Locate each line of the material that contains "title", then return it.

[Begin Dataset extract]

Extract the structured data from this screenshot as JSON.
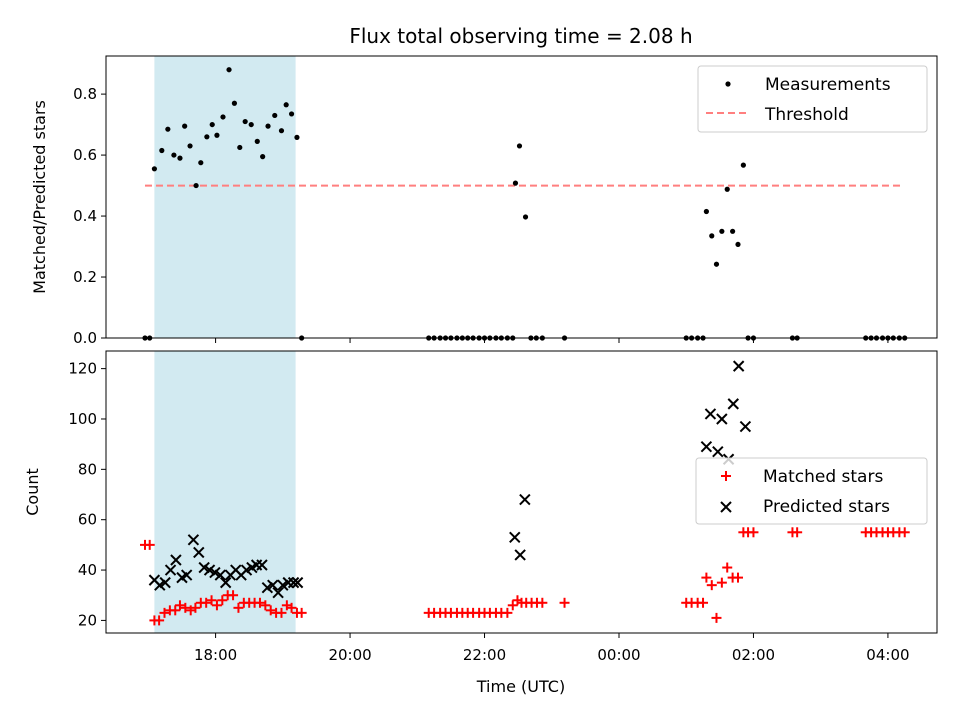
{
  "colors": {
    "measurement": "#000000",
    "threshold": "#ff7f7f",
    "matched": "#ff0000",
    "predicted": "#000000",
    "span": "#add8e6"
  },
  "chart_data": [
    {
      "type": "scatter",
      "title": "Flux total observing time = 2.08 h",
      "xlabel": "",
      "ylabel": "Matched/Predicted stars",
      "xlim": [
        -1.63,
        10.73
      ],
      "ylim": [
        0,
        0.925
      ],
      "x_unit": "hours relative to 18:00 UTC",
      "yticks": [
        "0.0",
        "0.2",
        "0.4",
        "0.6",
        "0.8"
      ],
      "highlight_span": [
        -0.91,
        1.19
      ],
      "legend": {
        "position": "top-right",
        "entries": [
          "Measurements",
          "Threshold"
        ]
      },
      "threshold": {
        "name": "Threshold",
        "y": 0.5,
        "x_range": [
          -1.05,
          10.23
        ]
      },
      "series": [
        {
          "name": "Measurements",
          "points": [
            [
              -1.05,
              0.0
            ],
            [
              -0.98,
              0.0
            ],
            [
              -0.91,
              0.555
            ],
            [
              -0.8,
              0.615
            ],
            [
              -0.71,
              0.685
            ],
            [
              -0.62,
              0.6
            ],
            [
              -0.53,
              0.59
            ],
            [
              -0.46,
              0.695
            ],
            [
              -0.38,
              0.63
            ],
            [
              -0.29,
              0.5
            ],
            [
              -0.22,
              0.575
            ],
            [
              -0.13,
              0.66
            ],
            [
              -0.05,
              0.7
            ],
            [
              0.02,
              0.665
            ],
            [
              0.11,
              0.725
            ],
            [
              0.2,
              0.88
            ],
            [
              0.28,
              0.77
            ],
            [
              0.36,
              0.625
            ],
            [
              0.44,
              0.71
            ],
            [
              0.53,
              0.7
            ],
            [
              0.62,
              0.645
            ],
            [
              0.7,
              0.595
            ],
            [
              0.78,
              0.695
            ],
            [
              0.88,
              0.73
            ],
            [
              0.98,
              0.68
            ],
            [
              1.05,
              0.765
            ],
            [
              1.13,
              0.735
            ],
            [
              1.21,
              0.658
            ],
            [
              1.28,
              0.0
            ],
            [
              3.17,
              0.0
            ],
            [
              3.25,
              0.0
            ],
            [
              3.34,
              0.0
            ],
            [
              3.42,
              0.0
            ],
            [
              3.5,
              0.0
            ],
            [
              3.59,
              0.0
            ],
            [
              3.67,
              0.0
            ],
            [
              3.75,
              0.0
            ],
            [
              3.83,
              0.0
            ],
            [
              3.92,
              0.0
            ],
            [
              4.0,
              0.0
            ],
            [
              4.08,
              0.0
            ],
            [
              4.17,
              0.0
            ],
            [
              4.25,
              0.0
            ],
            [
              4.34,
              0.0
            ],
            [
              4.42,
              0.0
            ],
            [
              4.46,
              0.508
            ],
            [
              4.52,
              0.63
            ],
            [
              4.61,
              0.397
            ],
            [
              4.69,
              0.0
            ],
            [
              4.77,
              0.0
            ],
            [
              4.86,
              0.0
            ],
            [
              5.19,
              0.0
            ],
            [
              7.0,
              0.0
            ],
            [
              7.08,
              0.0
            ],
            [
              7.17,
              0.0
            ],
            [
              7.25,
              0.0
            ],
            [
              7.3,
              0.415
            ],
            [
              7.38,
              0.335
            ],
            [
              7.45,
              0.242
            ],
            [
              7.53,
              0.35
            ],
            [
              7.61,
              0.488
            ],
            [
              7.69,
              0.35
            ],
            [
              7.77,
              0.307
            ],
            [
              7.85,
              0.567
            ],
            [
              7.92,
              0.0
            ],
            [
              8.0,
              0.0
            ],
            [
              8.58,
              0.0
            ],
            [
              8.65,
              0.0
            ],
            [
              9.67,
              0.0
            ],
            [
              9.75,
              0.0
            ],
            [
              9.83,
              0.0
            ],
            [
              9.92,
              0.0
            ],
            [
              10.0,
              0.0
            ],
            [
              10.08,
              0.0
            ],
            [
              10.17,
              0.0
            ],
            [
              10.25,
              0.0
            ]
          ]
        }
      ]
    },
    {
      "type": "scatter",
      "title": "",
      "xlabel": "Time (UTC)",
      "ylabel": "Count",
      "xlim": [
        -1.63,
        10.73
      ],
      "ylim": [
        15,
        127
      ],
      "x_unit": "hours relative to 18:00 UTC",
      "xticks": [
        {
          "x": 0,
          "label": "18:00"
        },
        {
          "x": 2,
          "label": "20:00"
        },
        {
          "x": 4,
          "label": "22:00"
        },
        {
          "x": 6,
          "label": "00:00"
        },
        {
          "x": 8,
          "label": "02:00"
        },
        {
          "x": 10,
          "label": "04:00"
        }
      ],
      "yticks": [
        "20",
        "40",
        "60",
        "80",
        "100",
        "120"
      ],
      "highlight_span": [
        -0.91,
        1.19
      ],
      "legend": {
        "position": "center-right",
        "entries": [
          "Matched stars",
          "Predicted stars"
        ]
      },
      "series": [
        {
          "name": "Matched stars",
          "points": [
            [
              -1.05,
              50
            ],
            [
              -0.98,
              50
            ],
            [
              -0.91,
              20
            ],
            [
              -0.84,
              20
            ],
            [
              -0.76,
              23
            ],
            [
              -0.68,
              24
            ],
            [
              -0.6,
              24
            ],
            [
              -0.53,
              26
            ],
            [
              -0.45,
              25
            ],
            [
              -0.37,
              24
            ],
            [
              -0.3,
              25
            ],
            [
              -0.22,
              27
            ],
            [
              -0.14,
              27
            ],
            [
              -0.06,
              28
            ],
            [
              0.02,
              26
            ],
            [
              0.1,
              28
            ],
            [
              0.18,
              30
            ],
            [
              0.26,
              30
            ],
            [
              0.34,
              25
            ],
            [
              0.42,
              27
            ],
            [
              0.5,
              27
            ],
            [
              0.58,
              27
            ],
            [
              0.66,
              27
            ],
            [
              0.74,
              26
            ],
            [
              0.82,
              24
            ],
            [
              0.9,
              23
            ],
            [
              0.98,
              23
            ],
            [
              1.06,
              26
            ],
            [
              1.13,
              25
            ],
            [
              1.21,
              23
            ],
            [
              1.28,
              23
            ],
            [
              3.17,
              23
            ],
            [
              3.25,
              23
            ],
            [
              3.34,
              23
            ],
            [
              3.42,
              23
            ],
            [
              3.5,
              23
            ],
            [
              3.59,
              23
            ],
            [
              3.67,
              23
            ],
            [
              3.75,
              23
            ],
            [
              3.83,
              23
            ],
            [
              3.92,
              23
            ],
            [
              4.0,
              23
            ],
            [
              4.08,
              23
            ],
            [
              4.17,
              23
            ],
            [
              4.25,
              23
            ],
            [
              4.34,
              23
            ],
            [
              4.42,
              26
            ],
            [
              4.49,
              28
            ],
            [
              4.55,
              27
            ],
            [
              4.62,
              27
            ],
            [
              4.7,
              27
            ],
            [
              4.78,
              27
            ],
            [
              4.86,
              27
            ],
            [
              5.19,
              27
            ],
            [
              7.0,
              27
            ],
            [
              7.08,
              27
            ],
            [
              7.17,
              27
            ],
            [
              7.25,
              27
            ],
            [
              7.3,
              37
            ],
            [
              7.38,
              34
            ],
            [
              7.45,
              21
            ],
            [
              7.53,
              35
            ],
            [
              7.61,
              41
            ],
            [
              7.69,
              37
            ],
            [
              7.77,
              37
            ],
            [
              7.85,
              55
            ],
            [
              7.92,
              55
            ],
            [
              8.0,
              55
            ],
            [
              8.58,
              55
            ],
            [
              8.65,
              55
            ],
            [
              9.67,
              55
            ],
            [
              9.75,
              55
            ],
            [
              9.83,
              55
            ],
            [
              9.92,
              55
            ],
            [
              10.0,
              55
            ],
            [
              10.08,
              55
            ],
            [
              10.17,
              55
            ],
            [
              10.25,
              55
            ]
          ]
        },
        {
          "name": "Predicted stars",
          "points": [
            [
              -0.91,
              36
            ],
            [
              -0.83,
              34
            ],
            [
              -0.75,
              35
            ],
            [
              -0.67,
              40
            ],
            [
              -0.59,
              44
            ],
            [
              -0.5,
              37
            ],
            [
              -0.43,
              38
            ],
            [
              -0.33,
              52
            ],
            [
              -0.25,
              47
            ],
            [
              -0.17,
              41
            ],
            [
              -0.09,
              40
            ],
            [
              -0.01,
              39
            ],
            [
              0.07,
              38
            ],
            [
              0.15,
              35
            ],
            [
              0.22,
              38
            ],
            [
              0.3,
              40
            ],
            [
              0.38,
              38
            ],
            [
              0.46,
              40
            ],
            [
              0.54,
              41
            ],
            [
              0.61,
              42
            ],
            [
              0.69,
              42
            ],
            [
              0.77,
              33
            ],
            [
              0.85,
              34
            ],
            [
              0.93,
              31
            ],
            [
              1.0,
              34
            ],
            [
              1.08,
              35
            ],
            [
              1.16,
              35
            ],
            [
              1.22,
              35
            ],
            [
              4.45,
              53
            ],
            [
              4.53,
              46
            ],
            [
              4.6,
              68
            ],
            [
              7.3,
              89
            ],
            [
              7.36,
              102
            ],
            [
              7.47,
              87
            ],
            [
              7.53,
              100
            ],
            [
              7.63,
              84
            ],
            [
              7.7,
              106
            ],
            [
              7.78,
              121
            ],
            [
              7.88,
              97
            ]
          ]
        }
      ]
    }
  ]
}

[End Dataset extract]

#### Solution
      "title": "Flux total observing time = 2.08 h",
      "title": "",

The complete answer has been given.